# Set exercise
Can you print the data exactly and leave out each image?

- - -

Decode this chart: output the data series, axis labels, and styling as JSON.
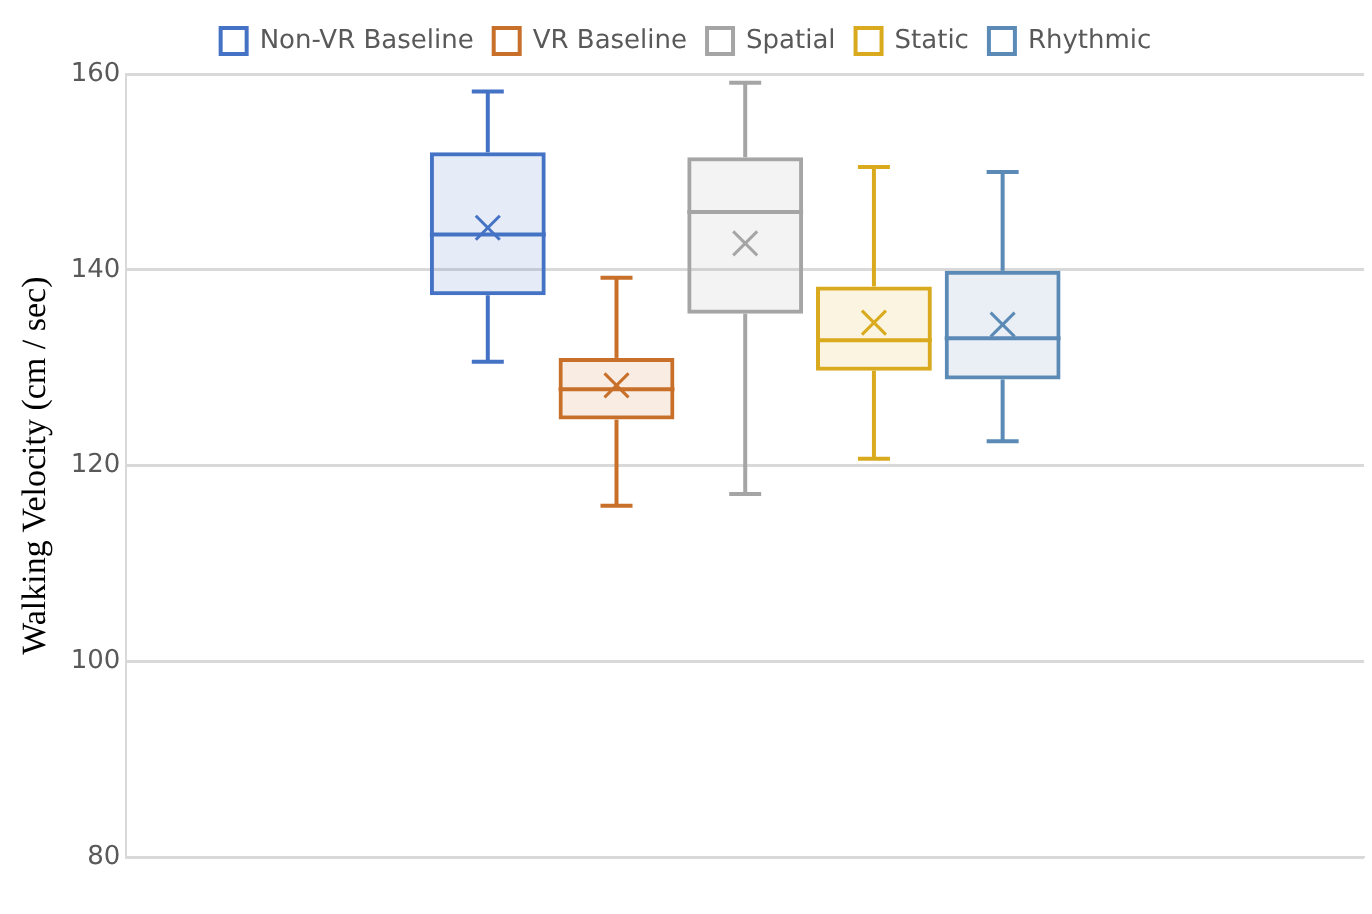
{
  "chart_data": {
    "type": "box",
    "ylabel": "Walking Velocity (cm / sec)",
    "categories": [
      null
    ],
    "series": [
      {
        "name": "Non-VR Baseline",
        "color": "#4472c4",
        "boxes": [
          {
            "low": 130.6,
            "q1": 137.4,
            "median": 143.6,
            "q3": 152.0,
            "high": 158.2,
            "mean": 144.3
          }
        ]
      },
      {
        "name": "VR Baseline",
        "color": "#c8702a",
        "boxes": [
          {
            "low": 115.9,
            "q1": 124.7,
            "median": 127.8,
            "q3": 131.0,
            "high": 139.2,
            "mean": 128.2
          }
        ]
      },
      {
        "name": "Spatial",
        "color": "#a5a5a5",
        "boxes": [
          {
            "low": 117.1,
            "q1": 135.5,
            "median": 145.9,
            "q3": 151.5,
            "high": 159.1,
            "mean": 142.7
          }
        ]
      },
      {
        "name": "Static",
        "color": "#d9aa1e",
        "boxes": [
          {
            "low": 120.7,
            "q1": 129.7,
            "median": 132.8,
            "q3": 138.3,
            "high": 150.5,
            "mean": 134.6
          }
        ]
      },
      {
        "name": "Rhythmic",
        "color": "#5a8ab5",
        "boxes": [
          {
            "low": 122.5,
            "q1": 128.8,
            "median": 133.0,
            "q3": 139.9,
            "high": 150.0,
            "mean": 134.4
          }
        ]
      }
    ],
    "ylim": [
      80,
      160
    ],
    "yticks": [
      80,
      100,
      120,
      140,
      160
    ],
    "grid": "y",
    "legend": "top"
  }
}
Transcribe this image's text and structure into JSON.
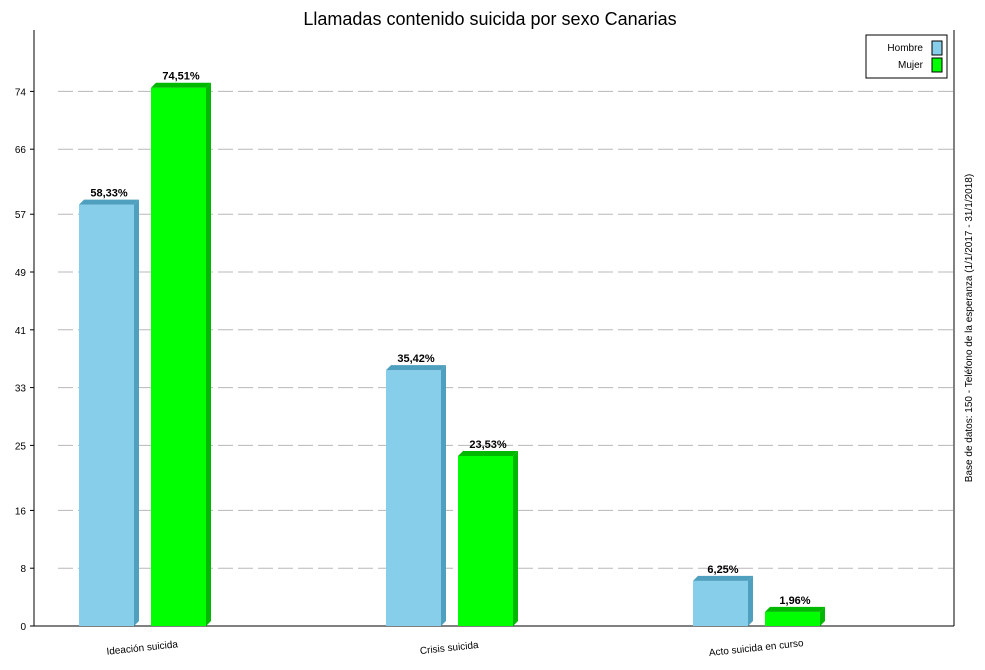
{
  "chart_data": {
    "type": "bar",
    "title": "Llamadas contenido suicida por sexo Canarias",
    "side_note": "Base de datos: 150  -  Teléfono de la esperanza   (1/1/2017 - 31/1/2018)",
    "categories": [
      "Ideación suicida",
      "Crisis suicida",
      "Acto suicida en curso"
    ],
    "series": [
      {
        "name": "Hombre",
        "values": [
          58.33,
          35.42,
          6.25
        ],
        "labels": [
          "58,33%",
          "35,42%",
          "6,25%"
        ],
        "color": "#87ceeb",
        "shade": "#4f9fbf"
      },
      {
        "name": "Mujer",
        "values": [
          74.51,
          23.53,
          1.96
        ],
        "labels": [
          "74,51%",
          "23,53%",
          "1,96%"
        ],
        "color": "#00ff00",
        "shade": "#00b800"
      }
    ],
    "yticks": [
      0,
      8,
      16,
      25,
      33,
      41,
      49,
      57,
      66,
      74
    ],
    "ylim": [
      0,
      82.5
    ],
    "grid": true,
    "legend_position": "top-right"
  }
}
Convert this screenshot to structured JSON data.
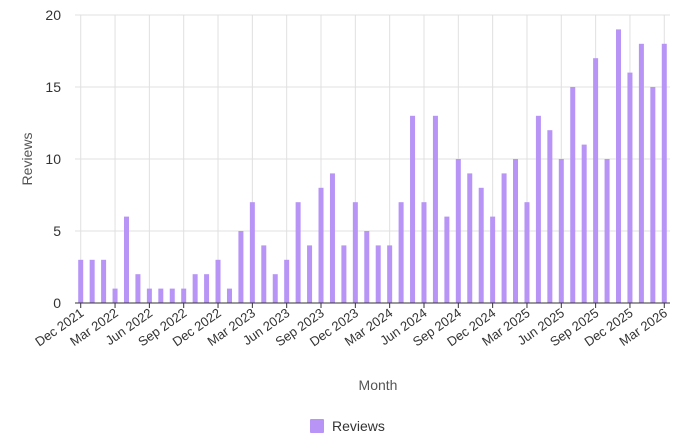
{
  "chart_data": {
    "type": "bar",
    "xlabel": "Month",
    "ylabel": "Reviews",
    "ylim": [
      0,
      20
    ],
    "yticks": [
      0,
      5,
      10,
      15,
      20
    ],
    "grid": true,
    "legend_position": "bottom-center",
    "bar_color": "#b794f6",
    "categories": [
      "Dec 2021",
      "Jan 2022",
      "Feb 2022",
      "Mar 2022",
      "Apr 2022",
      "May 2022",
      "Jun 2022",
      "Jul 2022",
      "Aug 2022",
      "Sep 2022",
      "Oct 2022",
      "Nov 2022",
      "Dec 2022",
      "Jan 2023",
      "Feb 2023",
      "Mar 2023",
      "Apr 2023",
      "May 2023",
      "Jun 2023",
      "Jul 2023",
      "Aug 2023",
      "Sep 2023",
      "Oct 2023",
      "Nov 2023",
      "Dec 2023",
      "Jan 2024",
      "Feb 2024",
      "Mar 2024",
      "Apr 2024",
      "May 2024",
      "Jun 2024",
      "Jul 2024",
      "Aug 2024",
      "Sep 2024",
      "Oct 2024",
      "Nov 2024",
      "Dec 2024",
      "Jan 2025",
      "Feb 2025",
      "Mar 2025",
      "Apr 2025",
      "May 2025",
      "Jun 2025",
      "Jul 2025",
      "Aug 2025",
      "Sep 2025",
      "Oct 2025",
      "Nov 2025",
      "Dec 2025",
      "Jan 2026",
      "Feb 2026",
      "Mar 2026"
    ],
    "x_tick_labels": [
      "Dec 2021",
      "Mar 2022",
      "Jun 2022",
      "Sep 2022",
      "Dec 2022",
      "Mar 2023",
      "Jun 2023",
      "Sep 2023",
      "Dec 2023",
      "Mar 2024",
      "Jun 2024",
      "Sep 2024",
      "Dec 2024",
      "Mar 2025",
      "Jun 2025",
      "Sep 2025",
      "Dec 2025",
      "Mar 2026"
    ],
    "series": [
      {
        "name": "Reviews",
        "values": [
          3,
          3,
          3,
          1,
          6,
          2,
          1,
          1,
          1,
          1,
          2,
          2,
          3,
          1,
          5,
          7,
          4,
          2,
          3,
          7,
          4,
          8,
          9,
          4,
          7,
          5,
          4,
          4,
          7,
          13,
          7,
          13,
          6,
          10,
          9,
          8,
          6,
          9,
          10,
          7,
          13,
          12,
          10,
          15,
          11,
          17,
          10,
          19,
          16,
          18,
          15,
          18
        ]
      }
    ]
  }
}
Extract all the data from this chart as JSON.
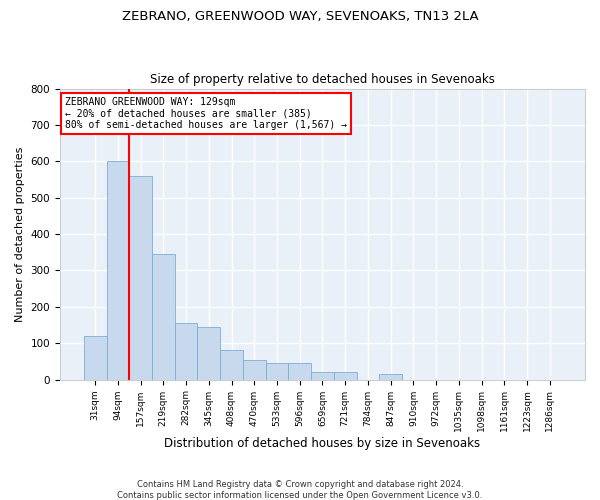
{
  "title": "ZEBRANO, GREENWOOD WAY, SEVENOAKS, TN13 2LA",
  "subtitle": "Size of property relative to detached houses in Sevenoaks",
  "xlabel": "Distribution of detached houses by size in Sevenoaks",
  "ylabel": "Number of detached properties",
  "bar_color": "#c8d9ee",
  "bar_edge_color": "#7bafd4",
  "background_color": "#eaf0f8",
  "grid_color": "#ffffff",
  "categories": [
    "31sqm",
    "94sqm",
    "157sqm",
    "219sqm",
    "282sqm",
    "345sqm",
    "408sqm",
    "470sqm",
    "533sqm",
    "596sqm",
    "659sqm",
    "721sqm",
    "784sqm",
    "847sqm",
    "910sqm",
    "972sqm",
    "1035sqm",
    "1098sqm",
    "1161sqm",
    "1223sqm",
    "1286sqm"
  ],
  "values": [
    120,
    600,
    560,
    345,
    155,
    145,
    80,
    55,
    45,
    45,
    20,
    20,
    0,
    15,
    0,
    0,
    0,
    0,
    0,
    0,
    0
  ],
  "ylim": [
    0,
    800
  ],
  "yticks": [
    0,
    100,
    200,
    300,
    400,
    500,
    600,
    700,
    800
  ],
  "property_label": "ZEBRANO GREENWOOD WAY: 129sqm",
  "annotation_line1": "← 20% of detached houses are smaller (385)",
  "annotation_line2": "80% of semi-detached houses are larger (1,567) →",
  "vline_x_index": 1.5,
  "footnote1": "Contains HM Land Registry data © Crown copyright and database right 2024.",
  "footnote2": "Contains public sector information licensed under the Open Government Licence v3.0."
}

- - -

# Finished exercise
Decode this chart: output the data series, axis labels, and styling as JSON.
{
  "chart_data": {
    "type": "box",
    "ylabel": "Walking Velocity (cm / sec)",
    "categories": [
      null
    ],
    "series": [
      {
        "name": "Non-VR Baseline",
        "color": "#4472c4",
        "boxes": [
          {
            "low": 130.6,
            "q1": 137.4,
            "median": 143.6,
            "q3": 152.0,
            "high": 158.2,
            "mean": 144.3
          }
        ]
      },
      {
        "name": "VR Baseline",
        "color": "#c8702a",
        "boxes": [
          {
            "low": 115.9,
            "q1": 124.7,
            "median": 127.8,
            "q3": 131.0,
            "high": 139.2,
            "mean": 128.2
          }
        ]
      },
      {
        "name": "Spatial",
        "color": "#a5a5a5",
        "boxes": [
          {
            "low": 117.1,
            "q1": 135.5,
            "median": 145.9,
            "q3": 151.5,
            "high": 159.1,
            "mean": 142.7
          }
        ]
      },
      {
        "name": "Static",
        "color": "#d9aa1e",
        "boxes": [
          {
            "low": 120.7,
            "q1": 129.7,
            "median": 132.8,
            "q3": 138.3,
            "high": 150.5,
            "mean": 134.6
          }
        ]
      },
      {
        "name": "Rhythmic",
        "color": "#5a8ab5",
        "boxes": [
          {
            "low": 122.5,
            "q1": 128.8,
            "median": 133.0,
            "q3": 139.9,
            "high": 150.0,
            "mean": 134.4
          }
        ]
      }
    ],
    "ylim": [
      80,
      160
    ],
    "yticks": [
      80,
      100,
      120,
      140,
      160
    ],
    "grid": "y",
    "legend": "top"
  }
}
Transcribe this image's text and structure into JSON.
{
  "chart_data": {
    "type": "bar",
    "title": "Llamadas contenido suicida por sexo Canarias",
    "side_note": "Base de datos: 150  -  Teléfono de la esperanza   (1/1/2017 - 31/1/2018)",
    "categories": [
      "Ideación suicida",
      "Crisis suicida",
      "Acto suicida en curso"
    ],
    "series": [
      {
        "name": "Hombre",
        "values": [
          58.33,
          35.42,
          6.25
        ],
        "labels": [
          "58,33%",
          "35,42%",
          "6,25%"
        ],
        "color": "#87ceeb",
        "shade": "#4f9fbf"
      },
      {
        "name": "Mujer",
        "values": [
          74.51,
          23.53,
          1.96
        ],
        "labels": [
          "74,51%",
          "23,53%",
          "1,96%"
        ],
        "color": "#00ff00",
        "shade": "#00b800"
      }
    ],
    "yticks": [
      0,
      8,
      16,
      25,
      33,
      41,
      49,
      57,
      66,
      74
    ],
    "ylim": [
      0,
      82.5
    ],
    "grid": true,
    "legend_position": "top-right"
  }
}
Convert this screenshot to structured JSON data.
{
  "chart_data": {
    "type": "bar",
    "xlabel": "Month",
    "ylabel": "Reviews",
    "ylim": [
      0,
      20
    ],
    "yticks": [
      0,
      5,
      10,
      15,
      20
    ],
    "grid": true,
    "legend_position": "bottom-center",
    "bar_color": "#b794f6",
    "categories": [
      "Dec 2021",
      "Jan 2022",
      "Feb 2022",
      "Mar 2022",
      "Apr 2022",
      "May 2022",
      "Jun 2022",
      "Jul 2022",
      "Aug 2022",
      "Sep 2022",
      "Oct 2022",
      "Nov 2022",
      "Dec 2022",
      "Jan 2023",
      "Feb 2023",
      "Mar 2023",
      "Apr 2023",
      "May 2023",
      "Jun 2023",
      "Jul 2023",
      "Aug 2023",
      "Sep 2023",
      "Oct 2023",
      "Nov 2023",
      "Dec 2023",
      "Jan 2024",
      "Feb 2024",
      "Mar 2024",
      "Apr 2024",
      "May 2024",
      "Jun 2024",
      "Jul 2024",
      "Aug 2024",
      "Sep 2024",
      "Oct 2024",
      "Nov 2024",
      "Dec 2024",
      "Jan 2025",
      "Feb 2025",
      "Mar 2025",
      "Apr 2025",
      "May 2025",
      "Jun 2025",
      "Jul 2025",
      "Aug 2025",
      "Sep 2025",
      "Oct 2025",
      "Nov 2025",
      "Dec 2025",
      "Jan 2026",
      "Feb 2026",
      "Mar 2026"
    ],
    "x_tick_labels": [
      "Dec 2021",
      "Mar 2022",
      "Jun 2022",
      "Sep 2022",
      "Dec 2022",
      "Mar 2023",
      "Jun 2023",
      "Sep 2023",
      "Dec 2023",
      "Mar 2024",
      "Jun 2024",
      "Sep 2024",
      "Dec 2024",
      "Mar 2025",
      "Jun 2025",
      "Sep 2025",
      "Dec 2025",
      "Mar 2026"
    ],
    "series": [
      {
        "name": "Reviews",
        "values": [
          3,
          3,
          3,
          1,
          6,
          2,
          1,
          1,
          1,
          1,
          2,
          2,
          3,
          1,
          5,
          7,
          4,
          2,
          3,
          7,
          4,
          8,
          9,
          4,
          7,
          5,
          4,
          4,
          7,
          13,
          7,
          13,
          6,
          10,
          9,
          8,
          6,
          9,
          10,
          7,
          13,
          12,
          10,
          15,
          11,
          17,
          10,
          19,
          16,
          18,
          15,
          18
        ]
      }
    ]
  }
}
Extract all the data from this chart as JSON.
{
  "title": "ZEBRANO, GREENWOOD WAY, SEVENOAKS, TN13 2LA",
  "subtitle": "Size of property relative to detached houses in Sevenoaks",
  "xlabel": "Distribution of detached houses by size in Sevenoaks",
  "ylabel": "Number of detached properties",
  "bar_color": "#c8d9ee",
  "bar_edge_color": "#7bafd4",
  "background_color": "#eaf0f8",
  "grid_color": "#ffffff",
  "categories": [
    "31sqm",
    "94sqm",
    "157sqm",
    "219sqm",
    "282sqm",
    "345sqm",
    "408sqm",
    "470sqm",
    "533sqm",
    "596sqm",
    "659sqm",
    "721sqm",
    "784sqm",
    "847sqm",
    "910sqm",
    "972sqm",
    "1035sqm",
    "1098sqm",
    "1161sqm",
    "1223sqm",
    "1286sqm"
  ],
  "values": [
    120,
    600,
    560,
    345,
    155,
    145,
    80,
    55,
    45,
    45,
    20,
    20,
    0,
    15,
    0,
    0,
    0,
    0,
    0,
    0,
    0
  ],
  "ylim": [
    0,
    800
  ],
  "yticks": [
    0,
    100,
    200,
    300,
    400,
    500,
    600,
    700,
    800
  ],
  "property_label": "ZEBRANO GREENWOOD WAY: 129sqm",
  "annotation_line1": "← 20% of detached houses are smaller (385)",
  "annotation_line2": "80% of semi-detached houses are larger (1,567) →",
  "vline_x_index": 1.5,
  "footnote1": "Contains HM Land Registry data © Crown copyright and database right 2024.",
  "footnote2": "Contains public sector information licensed under the Open Government Licence v3.0."
}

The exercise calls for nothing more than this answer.